■ **OBJECTIVE**
In the data below, locate each line with the word "text" and list it.

Entries from a visual dataset:
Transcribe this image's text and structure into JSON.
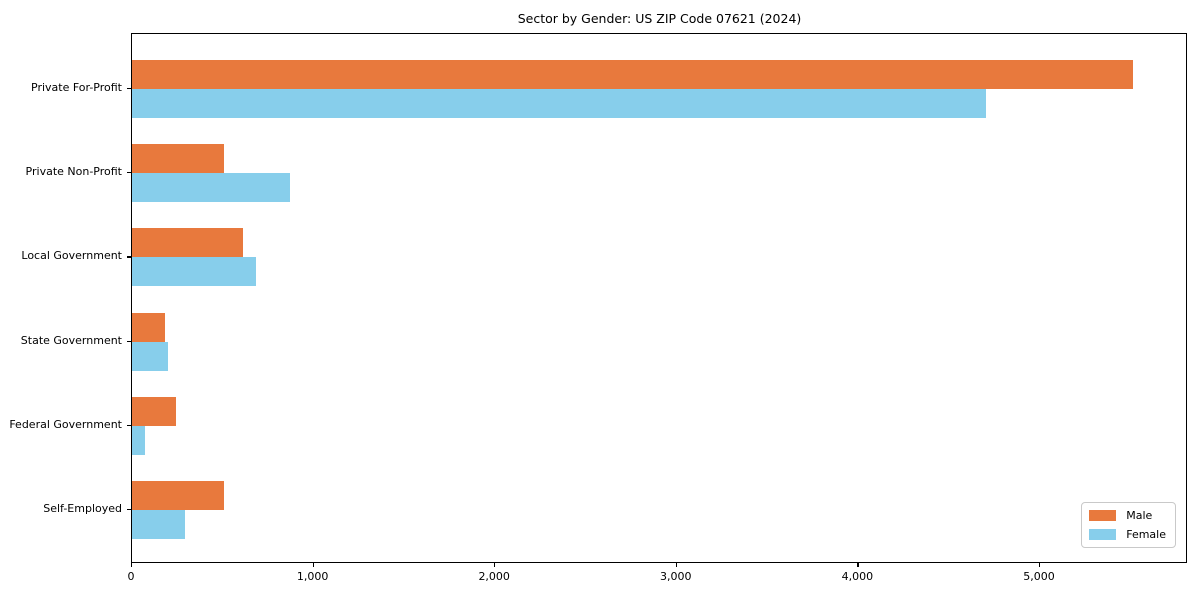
{
  "chart_data": {
    "type": "bar",
    "orientation": "horizontal",
    "title": "Sector by Gender: US ZIP Code 07621 (2024)",
    "categories": [
      "Private For-Profit",
      "Private Non-Profit",
      "Local Government",
      "State Government",
      "Federal Government",
      "Self-Employed"
    ],
    "series": [
      {
        "name": "Male",
        "color": "#E8793D",
        "values": [
          5520,
          510,
          610,
          180,
          245,
          510
        ]
      },
      {
        "name": "Female",
        "color": "#87CEEB",
        "values": [
          4710,
          870,
          685,
          200,
          70,
          290
        ]
      }
    ],
    "xlim": [
      0,
      5815
    ],
    "x_ticks": [
      0,
      1000,
      2000,
      3000,
      4000,
      5000
    ],
    "x_tick_labels": [
      "0",
      "1,000",
      "2,000",
      "3,000",
      "4,000",
      "5,000"
    ],
    "ylabel": "",
    "xlabel": "",
    "grid": false,
    "legend_position": "lower right",
    "background_color": "#ffffff",
    "axis_color": "#000000"
  }
}
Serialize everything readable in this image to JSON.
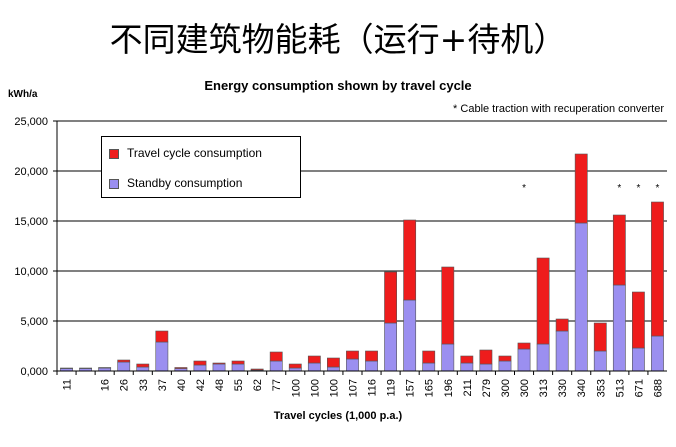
{
  "slide": {
    "title": "不同建筑物能耗（运行+待机）"
  },
  "colors": {
    "travel": "#ee1c1c",
    "standby": "#9b8ff0",
    "edge": "#555555",
    "grid": "#000000"
  },
  "chart_data": {
    "type": "bar",
    "stacked": true,
    "title": "Energy consumption shown by travel cycle",
    "ylabel": "kWh/a",
    "xlabel": "Travel cycles (1,000 p.a.)",
    "footnote": "* Cable traction with recuperation converter",
    "ylim": [
      0,
      25000
    ],
    "yticks": [
      "0,000",
      "5,000",
      "10,000",
      "15,000",
      "20,000",
      "25,000"
    ],
    "grid": true,
    "legend_position": "top-left",
    "categories": [
      "11",
      "",
      "16",
      "26",
      "33",
      "37",
      "40",
      "42",
      "48",
      "55",
      "62",
      "77",
      "100",
      "100",
      "100",
      "107",
      "116",
      "119",
      "157",
      "165",
      "196",
      "211",
      "279",
      "300",
      "300",
      "313",
      "330",
      "340",
      "353",
      "513",
      "671",
      "688"
    ],
    "asterisks": [
      "",
      "",
      "",
      "",
      "",
      "",
      "",
      "",
      "",
      "",
      "",
      "",
      "",
      "",
      "",
      "",
      "",
      "",
      "",
      "",
      "",
      "",
      "",
      "",
      "*",
      "",
      "",
      "",
      "",
      "*",
      "*",
      "*"
    ],
    "series": [
      {
        "name": "Standby consumption",
        "values": [
          250,
          250,
          300,
          900,
          400,
          2900,
          250,
          600,
          700,
          700,
          100,
          1000,
          300,
          800,
          400,
          1200,
          1000,
          4800,
          7100,
          800,
          2700,
          800,
          700,
          1000,
          2200,
          2700,
          4000,
          14800,
          2000,
          8600,
          2300,
          3500
        ]
      },
      {
        "name": "Travel cycle consumption",
        "values": [
          50,
          50,
          50,
          200,
          300,
          1100,
          100,
          400,
          100,
          300,
          100,
          900,
          400,
          700,
          900,
          800,
          1000,
          5100,
          8000,
          1200,
          7700,
          700,
          1400,
          500,
          600,
          8600,
          1200,
          6900,
          2800,
          7000,
          5600,
          13400
        ]
      }
    ],
    "legend": [
      "Travel cycle consumption",
      "Standby consumption"
    ]
  }
}
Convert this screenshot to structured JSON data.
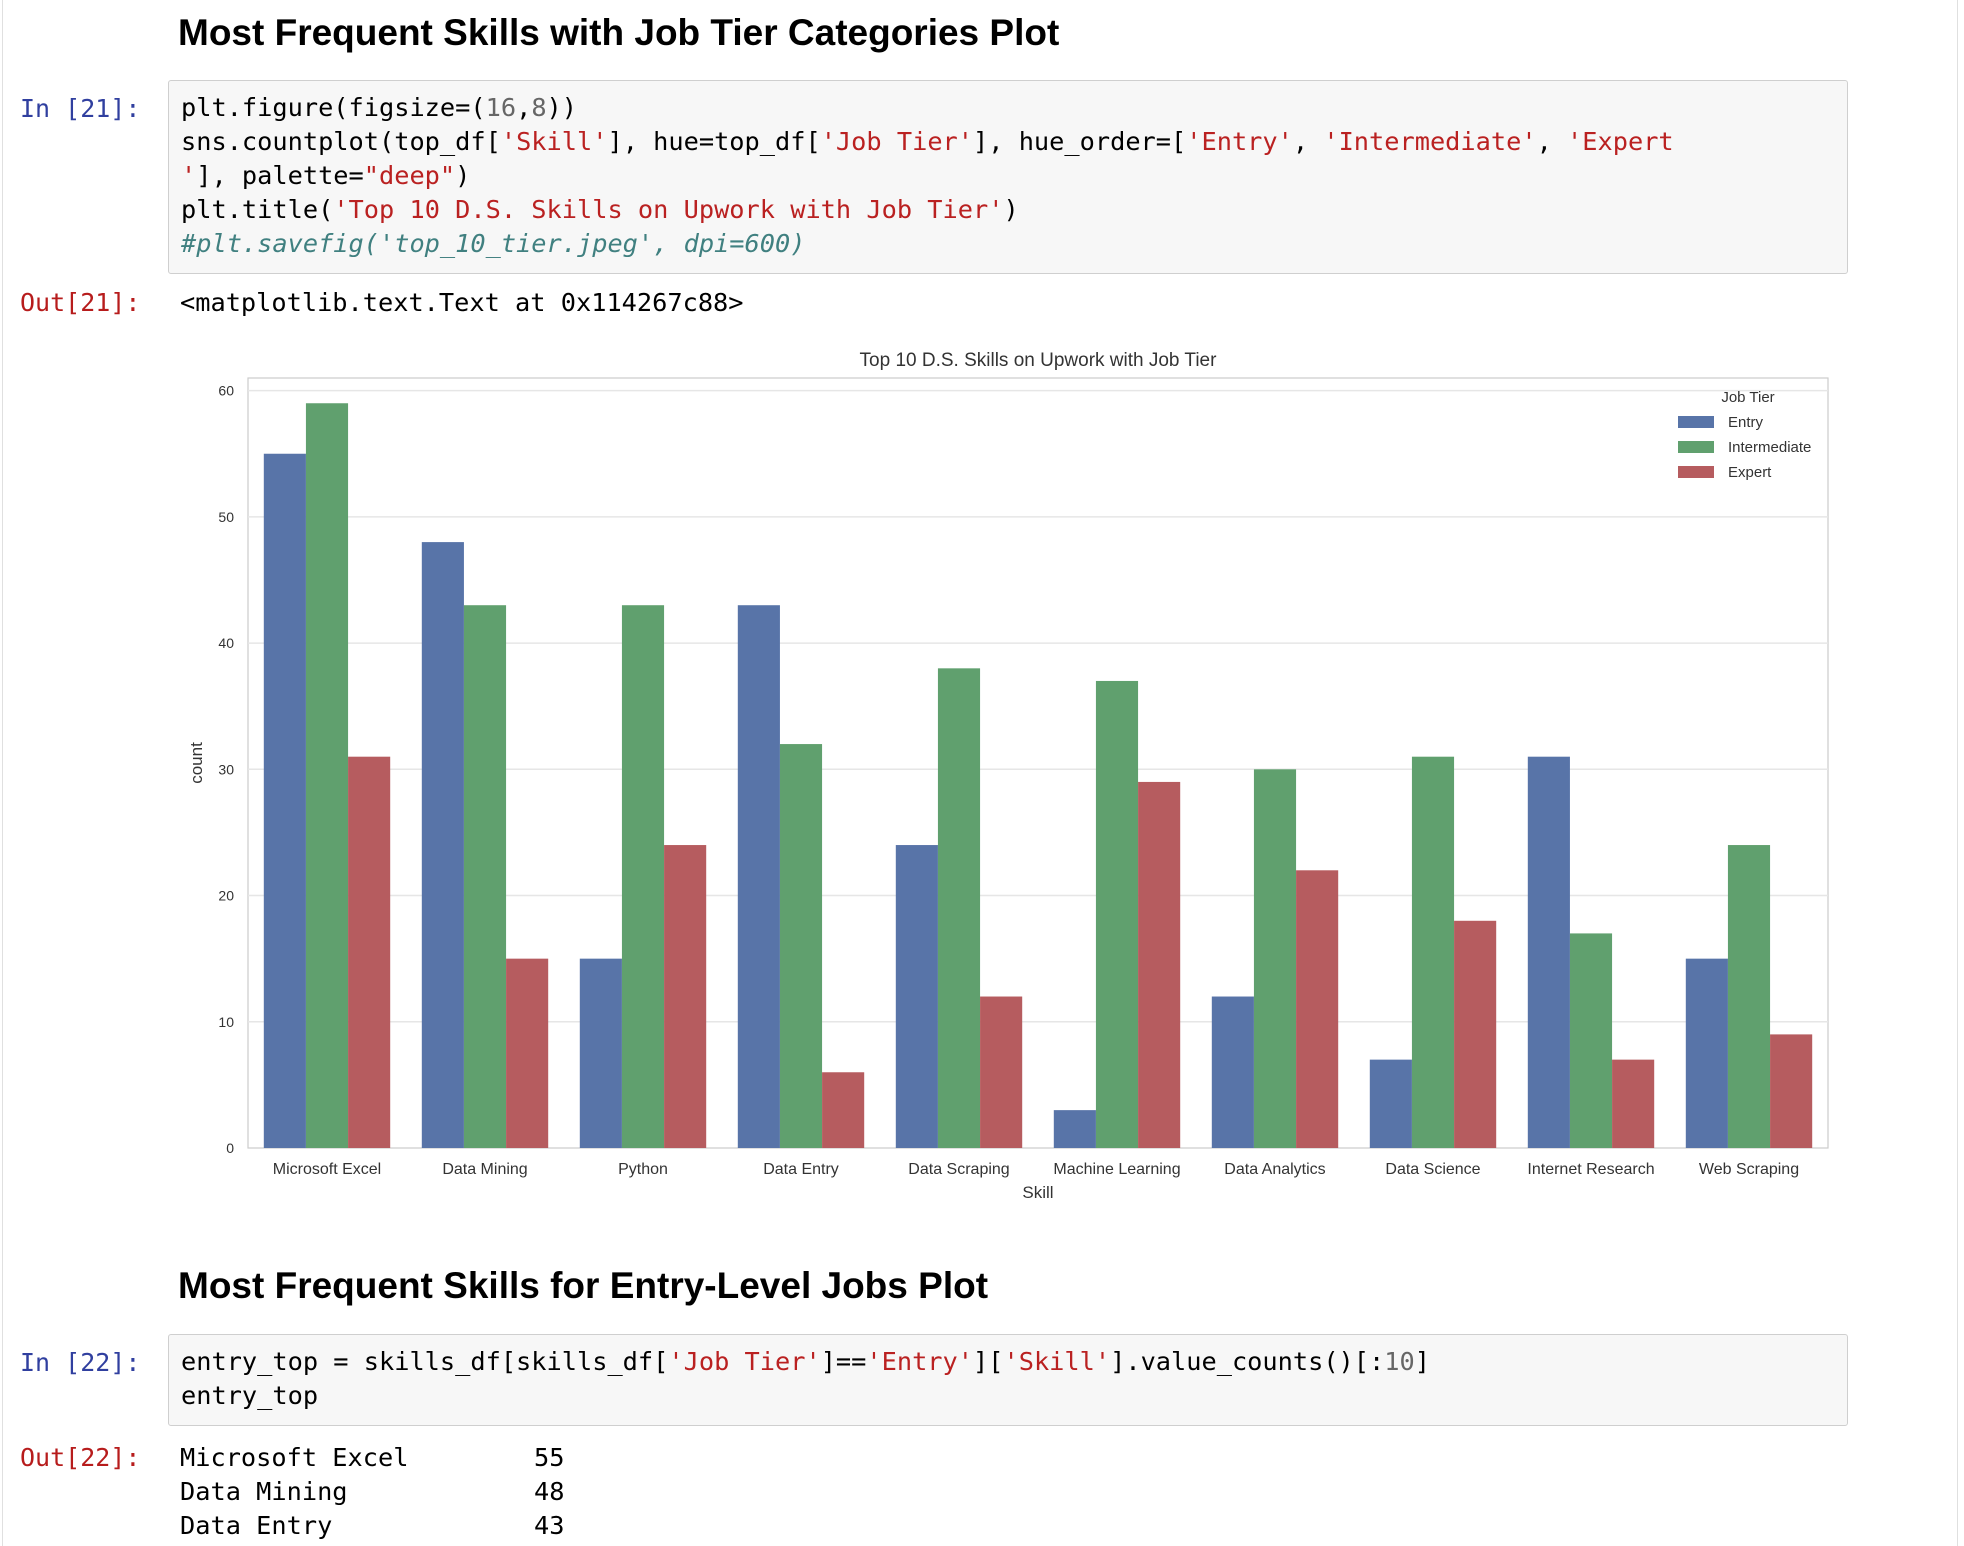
{
  "headings": {
    "h1": "Most Frequent Skills with Job Tier Categories Plot",
    "h2": "Most Frequent Skills for Entry-Level Jobs Plot"
  },
  "cell21": {
    "in_prompt": "In [21]:",
    "out_prompt": "Out[21]:",
    "code": {
      "l1_a": "plt.figure(figsize=(",
      "l1_b": "16",
      "l1_c": ",",
      "l1_d": "8",
      "l1_e": "))",
      "l2_a": "sns.countplot(top_df[",
      "l2_b": "'Skill'",
      "l2_c": "], hue=top_df[",
      "l2_d": "'Job Tier'",
      "l2_e": "], hue_order=[",
      "l2_f": "'Entry'",
      "l2_g": ", ",
      "l2_h": "'Intermediate'",
      "l2_i": ", ",
      "l2_j": "'Expert",
      "l3_a": "'",
      "l3_b": "], palette=",
      "l3_c": "\"deep\"",
      "l3_d": ")",
      "l4_a": "plt.title(",
      "l4_b": "'Top 10 D.S. Skills on Upwork with Job Tier'",
      "l4_c": ")",
      "l5": "#plt.savefig('top_10_tier.jpeg', dpi=600)"
    },
    "output_text": "<matplotlib.text.Text at 0x114267c88>"
  },
  "cell22": {
    "in_prompt": "In [22]:",
    "out_prompt": "Out[22]:",
    "code": {
      "l1_a": "entry_top = skills_df[skills_df[",
      "l1_b": "'Job Tier'",
      "l1_c": "]==",
      "l1_d": "'Entry'",
      "l1_e": "][",
      "l1_f": "'Skill'",
      "l1_g": "].value_counts()[:",
      "l1_h": "10",
      "l1_i": "]",
      "l2": "entry_top"
    },
    "output_rows": [
      {
        "label": "Microsoft Excel",
        "value": "55"
      },
      {
        "label": "Data Mining",
        "value": "48"
      },
      {
        "label": "Data Entry",
        "value": "43"
      }
    ]
  },
  "colors": {
    "entry": "#5874a8",
    "intermediate": "#60a06e",
    "expert": "#b65c5f",
    "grid": "#e6e6e6"
  },
  "chart_data": {
    "type": "bar",
    "title": "Top 10 D.S. Skills on Upwork with Job Tier",
    "xlabel": "Skill",
    "ylabel": "count",
    "ylim": [
      0,
      61
    ],
    "yticks": [
      0,
      10,
      20,
      30,
      40,
      50,
      60
    ],
    "grid": true,
    "legend_title": "Job Tier",
    "legend_position": "top-right",
    "categories": [
      "Microsoft Excel",
      "Data Mining",
      "Python",
      "Data Entry",
      "Data Scraping",
      "Machine Learning",
      "Data Analytics",
      "Data Science",
      "Internet Research",
      "Web Scraping"
    ],
    "series": [
      {
        "name": "Entry",
        "values": [
          55,
          48,
          15,
          43,
          24,
          3,
          12,
          7,
          31,
          15
        ]
      },
      {
        "name": "Intermediate",
        "values": [
          59,
          43,
          43,
          32,
          38,
          37,
          30,
          31,
          17,
          24
        ]
      },
      {
        "name": "Expert",
        "values": [
          31,
          15,
          24,
          6,
          12,
          29,
          22,
          18,
          7,
          9
        ]
      }
    ]
  }
}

■ **THE OUTPUT**
Transcribe this image's text and structure into JSON.
    "output_text": "<matplotlib.text.Text at 0x114267c88>"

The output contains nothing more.